─── Working data

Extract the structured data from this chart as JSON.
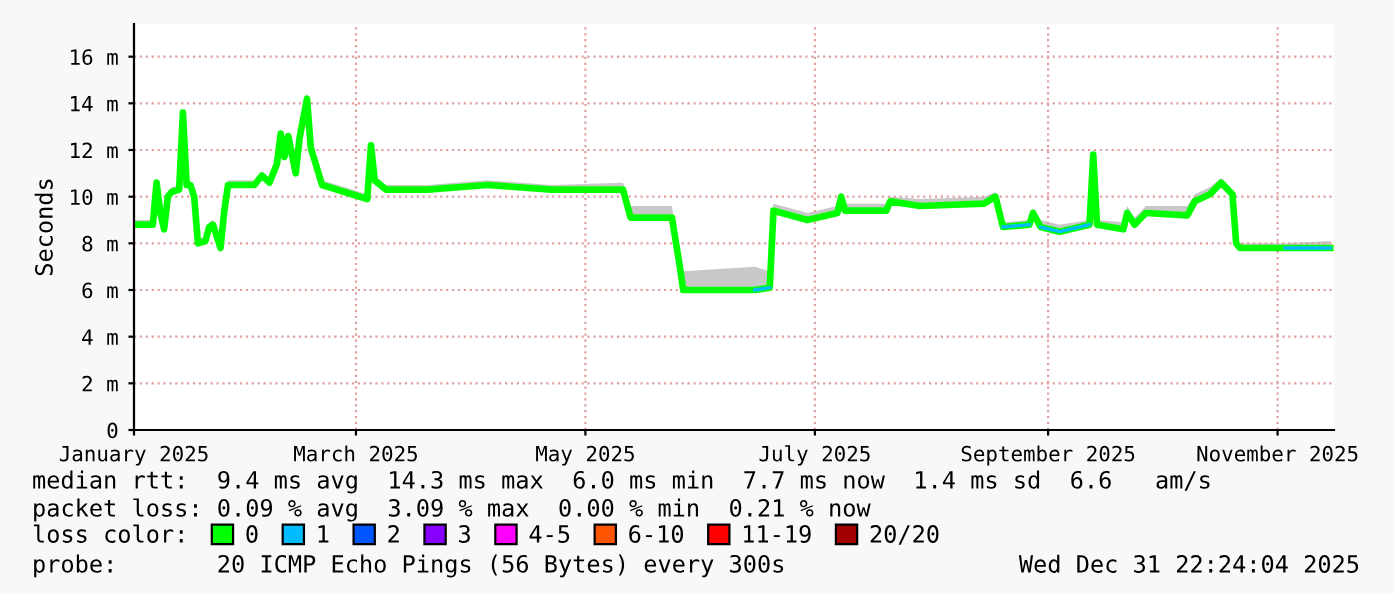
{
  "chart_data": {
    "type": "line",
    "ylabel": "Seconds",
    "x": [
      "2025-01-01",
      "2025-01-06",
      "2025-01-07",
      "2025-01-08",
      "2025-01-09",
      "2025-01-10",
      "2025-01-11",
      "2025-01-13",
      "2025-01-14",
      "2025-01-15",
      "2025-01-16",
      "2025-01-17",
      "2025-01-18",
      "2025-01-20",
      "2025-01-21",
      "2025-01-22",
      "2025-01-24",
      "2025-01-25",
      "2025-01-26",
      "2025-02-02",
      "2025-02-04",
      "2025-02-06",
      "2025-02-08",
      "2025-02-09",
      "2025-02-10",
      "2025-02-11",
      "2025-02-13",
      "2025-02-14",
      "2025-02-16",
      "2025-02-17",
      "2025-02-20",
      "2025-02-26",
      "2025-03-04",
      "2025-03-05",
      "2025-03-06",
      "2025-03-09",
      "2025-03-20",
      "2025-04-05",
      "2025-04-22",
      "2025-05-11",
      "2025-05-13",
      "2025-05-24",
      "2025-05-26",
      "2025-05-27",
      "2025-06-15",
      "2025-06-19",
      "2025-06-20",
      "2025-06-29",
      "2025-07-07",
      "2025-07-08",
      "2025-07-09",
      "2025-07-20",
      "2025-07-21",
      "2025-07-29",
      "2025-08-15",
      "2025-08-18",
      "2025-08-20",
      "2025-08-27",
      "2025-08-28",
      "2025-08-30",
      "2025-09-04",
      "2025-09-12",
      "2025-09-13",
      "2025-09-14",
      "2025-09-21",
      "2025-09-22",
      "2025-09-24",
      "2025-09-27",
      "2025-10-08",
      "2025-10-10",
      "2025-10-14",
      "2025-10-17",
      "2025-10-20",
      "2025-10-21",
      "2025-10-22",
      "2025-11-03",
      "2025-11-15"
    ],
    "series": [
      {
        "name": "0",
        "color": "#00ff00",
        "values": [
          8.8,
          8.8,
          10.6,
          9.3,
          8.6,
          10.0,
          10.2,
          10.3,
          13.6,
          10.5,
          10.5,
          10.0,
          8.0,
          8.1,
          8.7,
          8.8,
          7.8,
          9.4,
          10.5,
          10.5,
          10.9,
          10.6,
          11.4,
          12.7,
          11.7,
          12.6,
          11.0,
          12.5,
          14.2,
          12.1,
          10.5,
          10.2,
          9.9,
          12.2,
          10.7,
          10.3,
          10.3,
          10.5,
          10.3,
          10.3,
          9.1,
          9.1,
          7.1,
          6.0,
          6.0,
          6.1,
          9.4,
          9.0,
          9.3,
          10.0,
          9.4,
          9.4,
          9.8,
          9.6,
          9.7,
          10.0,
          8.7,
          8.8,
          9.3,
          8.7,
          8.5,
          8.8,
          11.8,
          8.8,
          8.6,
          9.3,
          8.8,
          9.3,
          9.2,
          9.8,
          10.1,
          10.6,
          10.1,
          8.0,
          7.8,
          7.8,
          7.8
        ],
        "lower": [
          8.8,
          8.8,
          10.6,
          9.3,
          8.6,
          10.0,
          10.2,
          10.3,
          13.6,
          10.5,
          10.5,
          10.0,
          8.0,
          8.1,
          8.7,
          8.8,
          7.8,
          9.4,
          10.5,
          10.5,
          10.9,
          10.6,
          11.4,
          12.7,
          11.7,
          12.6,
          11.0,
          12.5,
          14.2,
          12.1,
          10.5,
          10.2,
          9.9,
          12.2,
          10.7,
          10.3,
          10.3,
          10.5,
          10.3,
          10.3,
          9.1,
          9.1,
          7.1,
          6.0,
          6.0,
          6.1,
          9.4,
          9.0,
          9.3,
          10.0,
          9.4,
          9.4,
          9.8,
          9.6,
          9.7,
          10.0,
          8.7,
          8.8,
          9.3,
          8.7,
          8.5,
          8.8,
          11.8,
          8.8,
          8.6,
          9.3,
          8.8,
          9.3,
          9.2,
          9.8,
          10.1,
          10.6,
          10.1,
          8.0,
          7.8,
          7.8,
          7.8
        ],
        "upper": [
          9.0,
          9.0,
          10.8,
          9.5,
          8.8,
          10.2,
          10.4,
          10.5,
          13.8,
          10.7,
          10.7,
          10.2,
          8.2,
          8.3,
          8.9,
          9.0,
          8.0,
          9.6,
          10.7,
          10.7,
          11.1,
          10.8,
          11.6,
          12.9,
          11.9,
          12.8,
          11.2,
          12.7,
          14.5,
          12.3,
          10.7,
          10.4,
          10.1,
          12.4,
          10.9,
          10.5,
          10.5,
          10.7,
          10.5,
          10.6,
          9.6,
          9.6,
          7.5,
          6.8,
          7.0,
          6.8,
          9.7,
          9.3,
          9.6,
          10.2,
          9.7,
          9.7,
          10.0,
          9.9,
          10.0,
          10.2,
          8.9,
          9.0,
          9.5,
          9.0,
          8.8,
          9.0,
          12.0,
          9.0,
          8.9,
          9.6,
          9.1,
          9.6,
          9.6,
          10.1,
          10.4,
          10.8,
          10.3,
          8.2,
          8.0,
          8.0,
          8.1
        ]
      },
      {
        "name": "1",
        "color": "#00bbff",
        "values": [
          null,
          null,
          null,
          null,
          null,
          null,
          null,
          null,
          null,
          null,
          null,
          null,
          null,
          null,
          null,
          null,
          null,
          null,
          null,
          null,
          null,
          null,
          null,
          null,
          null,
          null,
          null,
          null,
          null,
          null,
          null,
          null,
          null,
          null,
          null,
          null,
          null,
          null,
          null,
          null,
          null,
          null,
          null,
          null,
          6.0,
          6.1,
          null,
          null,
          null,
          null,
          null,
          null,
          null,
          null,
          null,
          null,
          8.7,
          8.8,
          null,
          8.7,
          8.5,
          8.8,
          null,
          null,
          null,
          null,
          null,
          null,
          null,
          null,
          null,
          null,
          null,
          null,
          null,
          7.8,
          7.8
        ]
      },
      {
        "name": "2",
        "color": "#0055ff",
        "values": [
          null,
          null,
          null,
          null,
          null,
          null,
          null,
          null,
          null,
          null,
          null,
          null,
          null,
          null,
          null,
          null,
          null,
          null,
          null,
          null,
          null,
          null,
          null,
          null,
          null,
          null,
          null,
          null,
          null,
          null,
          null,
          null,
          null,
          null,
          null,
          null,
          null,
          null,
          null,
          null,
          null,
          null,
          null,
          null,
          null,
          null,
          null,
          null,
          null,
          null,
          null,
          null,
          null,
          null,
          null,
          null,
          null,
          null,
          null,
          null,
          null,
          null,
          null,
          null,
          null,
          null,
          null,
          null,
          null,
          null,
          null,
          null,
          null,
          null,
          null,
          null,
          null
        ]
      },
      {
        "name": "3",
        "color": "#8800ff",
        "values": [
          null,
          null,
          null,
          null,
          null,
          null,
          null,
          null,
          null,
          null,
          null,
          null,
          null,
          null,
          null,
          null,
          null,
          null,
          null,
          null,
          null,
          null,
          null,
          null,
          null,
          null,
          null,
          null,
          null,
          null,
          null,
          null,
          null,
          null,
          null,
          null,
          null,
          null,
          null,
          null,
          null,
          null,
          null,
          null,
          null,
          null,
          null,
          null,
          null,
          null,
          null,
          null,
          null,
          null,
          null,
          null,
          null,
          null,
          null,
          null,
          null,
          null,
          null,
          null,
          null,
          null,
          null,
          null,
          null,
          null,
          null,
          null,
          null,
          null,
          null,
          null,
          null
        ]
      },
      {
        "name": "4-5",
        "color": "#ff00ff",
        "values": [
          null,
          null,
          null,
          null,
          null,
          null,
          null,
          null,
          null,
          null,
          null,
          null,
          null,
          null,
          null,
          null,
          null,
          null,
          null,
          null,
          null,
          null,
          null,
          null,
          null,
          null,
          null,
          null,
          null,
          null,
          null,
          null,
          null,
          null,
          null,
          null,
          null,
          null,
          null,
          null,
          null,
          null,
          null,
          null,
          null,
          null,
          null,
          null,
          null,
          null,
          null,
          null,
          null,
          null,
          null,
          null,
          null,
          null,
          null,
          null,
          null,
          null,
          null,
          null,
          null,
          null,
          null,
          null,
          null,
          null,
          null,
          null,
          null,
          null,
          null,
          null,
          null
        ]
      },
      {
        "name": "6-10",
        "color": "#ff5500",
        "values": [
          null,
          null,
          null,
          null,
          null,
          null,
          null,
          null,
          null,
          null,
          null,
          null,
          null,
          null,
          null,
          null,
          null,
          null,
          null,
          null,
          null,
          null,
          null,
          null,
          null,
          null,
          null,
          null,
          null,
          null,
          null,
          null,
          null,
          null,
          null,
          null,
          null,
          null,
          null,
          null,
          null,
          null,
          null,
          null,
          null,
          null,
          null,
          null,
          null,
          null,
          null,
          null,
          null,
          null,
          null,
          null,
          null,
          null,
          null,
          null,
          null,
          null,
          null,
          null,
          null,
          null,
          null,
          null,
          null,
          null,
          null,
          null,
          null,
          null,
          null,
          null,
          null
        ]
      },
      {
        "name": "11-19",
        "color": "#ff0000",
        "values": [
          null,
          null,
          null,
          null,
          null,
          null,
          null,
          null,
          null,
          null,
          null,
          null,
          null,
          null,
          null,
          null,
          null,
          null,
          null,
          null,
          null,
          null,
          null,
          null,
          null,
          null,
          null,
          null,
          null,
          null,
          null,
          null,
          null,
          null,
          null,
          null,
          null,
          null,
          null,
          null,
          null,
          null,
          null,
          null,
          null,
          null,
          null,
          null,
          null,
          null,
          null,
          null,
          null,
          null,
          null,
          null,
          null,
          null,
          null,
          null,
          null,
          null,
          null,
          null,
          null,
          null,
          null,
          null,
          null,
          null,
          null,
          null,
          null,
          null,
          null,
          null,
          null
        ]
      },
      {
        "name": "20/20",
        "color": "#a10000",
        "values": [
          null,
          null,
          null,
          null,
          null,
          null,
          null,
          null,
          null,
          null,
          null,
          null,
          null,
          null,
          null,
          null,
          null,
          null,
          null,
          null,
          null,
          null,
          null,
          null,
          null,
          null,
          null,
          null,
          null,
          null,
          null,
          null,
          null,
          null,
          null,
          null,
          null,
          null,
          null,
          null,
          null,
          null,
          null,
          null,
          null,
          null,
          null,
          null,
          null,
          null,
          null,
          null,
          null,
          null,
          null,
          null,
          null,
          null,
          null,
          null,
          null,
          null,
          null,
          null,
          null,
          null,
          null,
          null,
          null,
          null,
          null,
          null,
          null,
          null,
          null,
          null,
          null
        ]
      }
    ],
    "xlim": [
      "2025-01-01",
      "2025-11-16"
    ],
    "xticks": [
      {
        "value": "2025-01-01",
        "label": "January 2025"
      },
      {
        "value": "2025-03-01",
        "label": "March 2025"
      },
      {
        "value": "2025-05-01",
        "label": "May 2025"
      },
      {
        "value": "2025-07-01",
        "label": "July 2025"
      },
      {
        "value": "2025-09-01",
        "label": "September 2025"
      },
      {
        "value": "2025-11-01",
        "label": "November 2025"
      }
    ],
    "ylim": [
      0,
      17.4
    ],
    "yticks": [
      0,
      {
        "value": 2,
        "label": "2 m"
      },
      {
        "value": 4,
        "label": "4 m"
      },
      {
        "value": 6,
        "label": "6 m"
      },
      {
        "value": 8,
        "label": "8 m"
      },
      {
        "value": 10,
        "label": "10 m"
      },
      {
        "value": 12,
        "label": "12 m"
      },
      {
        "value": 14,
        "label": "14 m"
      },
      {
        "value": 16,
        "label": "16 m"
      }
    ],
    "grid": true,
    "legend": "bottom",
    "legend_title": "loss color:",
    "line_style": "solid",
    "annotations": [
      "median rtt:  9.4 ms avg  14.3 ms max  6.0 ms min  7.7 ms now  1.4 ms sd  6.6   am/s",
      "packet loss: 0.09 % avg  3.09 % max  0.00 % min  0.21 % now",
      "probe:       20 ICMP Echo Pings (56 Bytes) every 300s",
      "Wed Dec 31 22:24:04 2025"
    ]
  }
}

──────
─── Working data

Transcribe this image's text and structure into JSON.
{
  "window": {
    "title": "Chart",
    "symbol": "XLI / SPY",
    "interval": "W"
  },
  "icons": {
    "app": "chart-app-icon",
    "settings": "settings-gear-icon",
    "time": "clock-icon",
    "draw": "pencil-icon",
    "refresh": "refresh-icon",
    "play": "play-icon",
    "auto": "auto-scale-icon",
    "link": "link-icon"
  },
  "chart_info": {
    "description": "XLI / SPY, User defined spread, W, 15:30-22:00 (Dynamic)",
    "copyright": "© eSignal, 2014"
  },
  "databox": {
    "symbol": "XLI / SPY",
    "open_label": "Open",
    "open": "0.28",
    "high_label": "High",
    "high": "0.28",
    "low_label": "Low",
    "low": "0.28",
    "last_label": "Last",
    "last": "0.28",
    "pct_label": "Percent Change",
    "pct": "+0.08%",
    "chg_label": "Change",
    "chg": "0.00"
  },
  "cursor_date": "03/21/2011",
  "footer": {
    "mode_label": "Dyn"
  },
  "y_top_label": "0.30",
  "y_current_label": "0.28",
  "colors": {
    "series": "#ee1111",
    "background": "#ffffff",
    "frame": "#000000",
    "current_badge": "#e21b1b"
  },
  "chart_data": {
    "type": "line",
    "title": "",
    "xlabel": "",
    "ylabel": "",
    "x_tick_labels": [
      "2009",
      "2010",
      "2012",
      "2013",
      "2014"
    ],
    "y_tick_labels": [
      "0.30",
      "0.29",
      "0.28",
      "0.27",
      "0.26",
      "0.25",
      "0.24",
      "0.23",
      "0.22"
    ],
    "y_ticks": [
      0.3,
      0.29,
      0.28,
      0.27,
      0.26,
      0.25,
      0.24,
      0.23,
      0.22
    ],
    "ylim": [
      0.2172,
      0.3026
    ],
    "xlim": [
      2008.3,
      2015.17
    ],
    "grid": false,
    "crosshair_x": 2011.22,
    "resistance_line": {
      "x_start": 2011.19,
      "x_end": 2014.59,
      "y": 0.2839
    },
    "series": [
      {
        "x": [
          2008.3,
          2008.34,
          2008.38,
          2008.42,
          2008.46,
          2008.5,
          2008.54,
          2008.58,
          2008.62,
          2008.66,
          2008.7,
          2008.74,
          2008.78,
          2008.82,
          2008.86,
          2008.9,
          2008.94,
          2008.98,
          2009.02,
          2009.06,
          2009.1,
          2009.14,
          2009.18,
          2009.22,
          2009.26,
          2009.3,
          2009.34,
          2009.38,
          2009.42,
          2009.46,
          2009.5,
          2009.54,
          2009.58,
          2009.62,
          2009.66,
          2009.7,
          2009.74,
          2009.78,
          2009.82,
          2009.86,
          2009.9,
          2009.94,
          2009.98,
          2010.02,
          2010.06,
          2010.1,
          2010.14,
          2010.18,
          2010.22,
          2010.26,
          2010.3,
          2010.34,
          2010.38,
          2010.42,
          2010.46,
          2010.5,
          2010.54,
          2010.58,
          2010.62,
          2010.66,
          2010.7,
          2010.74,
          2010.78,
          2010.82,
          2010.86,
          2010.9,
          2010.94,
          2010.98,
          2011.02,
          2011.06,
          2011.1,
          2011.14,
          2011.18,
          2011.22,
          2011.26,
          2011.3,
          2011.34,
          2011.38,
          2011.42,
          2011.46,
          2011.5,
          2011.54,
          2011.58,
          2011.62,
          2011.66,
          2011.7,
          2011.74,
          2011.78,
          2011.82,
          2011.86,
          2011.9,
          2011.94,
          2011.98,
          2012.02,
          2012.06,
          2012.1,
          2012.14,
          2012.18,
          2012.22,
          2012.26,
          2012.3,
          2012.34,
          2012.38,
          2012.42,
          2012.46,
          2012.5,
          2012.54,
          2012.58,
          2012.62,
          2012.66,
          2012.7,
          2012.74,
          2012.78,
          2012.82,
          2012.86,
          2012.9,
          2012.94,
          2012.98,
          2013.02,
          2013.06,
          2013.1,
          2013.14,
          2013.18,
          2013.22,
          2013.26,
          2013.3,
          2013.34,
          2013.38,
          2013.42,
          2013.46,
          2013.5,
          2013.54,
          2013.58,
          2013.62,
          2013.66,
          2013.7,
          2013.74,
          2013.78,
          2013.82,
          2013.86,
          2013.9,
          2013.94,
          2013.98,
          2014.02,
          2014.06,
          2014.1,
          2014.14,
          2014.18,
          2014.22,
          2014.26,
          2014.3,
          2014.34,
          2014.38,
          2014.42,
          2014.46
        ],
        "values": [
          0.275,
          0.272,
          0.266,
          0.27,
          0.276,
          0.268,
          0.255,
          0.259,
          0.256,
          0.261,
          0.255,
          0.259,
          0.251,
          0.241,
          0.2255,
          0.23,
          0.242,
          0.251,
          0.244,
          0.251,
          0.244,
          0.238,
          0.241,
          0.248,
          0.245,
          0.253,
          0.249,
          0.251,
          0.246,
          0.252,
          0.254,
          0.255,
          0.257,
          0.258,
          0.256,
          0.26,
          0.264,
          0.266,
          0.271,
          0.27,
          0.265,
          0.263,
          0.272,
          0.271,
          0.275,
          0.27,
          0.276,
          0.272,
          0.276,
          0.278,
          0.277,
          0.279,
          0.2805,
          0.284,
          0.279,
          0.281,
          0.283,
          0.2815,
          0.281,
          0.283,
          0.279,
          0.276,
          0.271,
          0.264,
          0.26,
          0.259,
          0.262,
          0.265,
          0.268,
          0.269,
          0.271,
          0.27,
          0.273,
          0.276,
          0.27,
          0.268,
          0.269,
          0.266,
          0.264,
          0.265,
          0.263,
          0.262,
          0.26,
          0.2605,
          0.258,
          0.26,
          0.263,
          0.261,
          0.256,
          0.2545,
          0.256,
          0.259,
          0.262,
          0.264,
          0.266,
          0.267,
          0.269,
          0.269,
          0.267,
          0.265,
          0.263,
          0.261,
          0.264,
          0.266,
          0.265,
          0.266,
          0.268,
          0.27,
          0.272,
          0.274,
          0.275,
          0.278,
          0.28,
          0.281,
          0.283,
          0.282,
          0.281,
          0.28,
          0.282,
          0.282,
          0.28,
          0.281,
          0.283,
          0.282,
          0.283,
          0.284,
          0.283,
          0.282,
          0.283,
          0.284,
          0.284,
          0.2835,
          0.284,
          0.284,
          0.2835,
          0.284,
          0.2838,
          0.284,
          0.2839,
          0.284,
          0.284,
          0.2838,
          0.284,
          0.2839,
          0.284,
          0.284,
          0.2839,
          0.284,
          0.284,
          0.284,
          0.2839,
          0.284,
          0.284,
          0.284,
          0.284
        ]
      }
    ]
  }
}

──────
─── Working data

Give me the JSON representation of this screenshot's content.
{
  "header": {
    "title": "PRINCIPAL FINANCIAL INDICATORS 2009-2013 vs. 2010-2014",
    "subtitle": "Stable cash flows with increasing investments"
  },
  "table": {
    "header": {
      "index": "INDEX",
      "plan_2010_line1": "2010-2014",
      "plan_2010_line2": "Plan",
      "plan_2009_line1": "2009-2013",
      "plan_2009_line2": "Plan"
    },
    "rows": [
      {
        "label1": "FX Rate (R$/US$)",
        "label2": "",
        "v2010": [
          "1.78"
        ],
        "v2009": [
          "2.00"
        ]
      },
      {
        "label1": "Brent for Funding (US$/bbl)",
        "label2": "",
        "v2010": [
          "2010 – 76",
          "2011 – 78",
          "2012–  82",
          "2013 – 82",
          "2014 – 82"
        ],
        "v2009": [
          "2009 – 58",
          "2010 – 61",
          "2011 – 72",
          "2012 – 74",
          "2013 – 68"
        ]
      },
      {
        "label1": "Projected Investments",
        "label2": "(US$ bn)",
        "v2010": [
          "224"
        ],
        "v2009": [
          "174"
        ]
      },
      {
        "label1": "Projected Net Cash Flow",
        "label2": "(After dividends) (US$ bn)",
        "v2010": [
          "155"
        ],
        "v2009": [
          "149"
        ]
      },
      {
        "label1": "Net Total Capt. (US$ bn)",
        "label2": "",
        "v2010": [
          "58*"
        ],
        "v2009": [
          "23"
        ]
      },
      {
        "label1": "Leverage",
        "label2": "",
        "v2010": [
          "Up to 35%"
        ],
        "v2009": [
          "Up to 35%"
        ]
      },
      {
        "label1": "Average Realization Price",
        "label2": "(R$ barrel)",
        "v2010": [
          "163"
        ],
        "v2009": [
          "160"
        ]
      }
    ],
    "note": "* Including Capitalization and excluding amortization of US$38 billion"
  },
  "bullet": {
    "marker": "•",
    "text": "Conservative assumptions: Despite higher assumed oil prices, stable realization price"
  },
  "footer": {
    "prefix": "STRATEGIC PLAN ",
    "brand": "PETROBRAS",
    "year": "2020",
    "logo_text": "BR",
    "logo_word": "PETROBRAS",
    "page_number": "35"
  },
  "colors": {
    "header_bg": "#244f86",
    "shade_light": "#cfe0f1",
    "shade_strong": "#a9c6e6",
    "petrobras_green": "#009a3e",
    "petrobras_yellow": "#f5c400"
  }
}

──────

Select every line in the records above that contains the word "Change".

    "pct_label": "Percent Change",
    "chg_label": "Change",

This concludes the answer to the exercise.